+++ Raw data

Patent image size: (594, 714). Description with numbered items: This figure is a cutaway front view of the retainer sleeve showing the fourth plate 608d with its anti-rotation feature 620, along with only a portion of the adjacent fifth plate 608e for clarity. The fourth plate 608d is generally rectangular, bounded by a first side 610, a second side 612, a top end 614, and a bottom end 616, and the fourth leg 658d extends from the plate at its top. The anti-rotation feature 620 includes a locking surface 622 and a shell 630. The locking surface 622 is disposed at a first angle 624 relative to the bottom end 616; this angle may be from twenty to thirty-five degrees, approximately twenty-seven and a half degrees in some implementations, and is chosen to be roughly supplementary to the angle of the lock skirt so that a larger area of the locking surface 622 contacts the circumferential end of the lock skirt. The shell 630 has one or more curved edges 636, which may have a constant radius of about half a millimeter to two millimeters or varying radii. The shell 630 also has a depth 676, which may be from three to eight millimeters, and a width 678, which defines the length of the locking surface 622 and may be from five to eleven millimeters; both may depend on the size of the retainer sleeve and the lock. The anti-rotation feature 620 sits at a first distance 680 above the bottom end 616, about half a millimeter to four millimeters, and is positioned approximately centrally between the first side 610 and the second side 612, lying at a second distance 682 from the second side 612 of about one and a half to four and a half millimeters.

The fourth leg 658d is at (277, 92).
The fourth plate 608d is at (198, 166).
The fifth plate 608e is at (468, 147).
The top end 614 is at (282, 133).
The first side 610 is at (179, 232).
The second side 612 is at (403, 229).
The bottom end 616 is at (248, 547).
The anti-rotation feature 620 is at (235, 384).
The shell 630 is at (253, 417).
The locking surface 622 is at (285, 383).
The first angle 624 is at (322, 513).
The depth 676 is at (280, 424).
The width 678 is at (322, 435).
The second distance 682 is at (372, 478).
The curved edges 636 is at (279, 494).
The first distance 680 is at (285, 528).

++++++

_What you need to do:_ Format each line of the rows above as a JSON list of strings, one string per line, skipping blank lines.

_The answer:_
[
  "Patent image size: (594, 714). Description with numbered items: This figure is a cutaway front view of the retainer sleeve showing the fourth plate 608d with its anti-rotation feature 620, along with only a portion of the adjacent fifth plate 608e for clarity. The fourth plate 608d is generally rectangular, bounded by a first side 610, a second side 612, a top end 614, and a bottom end 616, and the fourth leg 658d extends from the plate at its top. The anti-rotation feature 620 includes a locking surface 622 and a shell 630. The locking surface 622 is disposed at a first angle 624 relative to the bottom end 616; this angle may be from twenty to thirty-five degrees, approximately twenty-seven and a half degrees in some implementations, and is chosen to be roughly supplementary to the angle of the lock skirt so that a larger area of the locking surface 622 contacts the circumferential end of the lock skirt. The shell 630 has one or more curved edges 636, which may have a constant radius of about half a millimeter to two millimeters or varying radii. The shell 630 also has a depth 676, which may be from three to eight millimeters, and a width 678, which defines the length of the locking surface 622 and may be from five to eleven millimeters; both may depend on the size of the retainer sleeve and the lock. The anti-rotation feature 620 sits at a first distance 680 above the bottom end 616, about half a millimeter to four millimeters, and is positioned approximately centrally between the first side 610 and the second side 612, lying at a second distance 682 from the second side 612 of about one and a half to four and a half millimeters.",
  "The fourth leg 658d is at (277, 92).",
  "The fourth plate 608d is at (198, 166).",
  "The fifth plate 608e is at (468, 147).",
  "The top end 614 is at (282, 133).",
  "The first side 610 is at (179, 232).",
  "The second side 612 is at (403, 229).",
  "The bottom end 616 is at (248, 547).",
  "The anti-rotation feature 620 is at (235, 384).",
  "The shell 630 is at (253, 417).",
  "The locking surface 622 is at (285, 383).",
  "The first angle 624 is at (322, 513).",
  "The depth 676 is at (280, 424).",
  "The width 678 is at (322, 435).",
  "The second distance 682 is at (372, 478).",
  "The curved edges 636 is at (279, 494).",
  "The first distance 680 is at (285, 528)."
]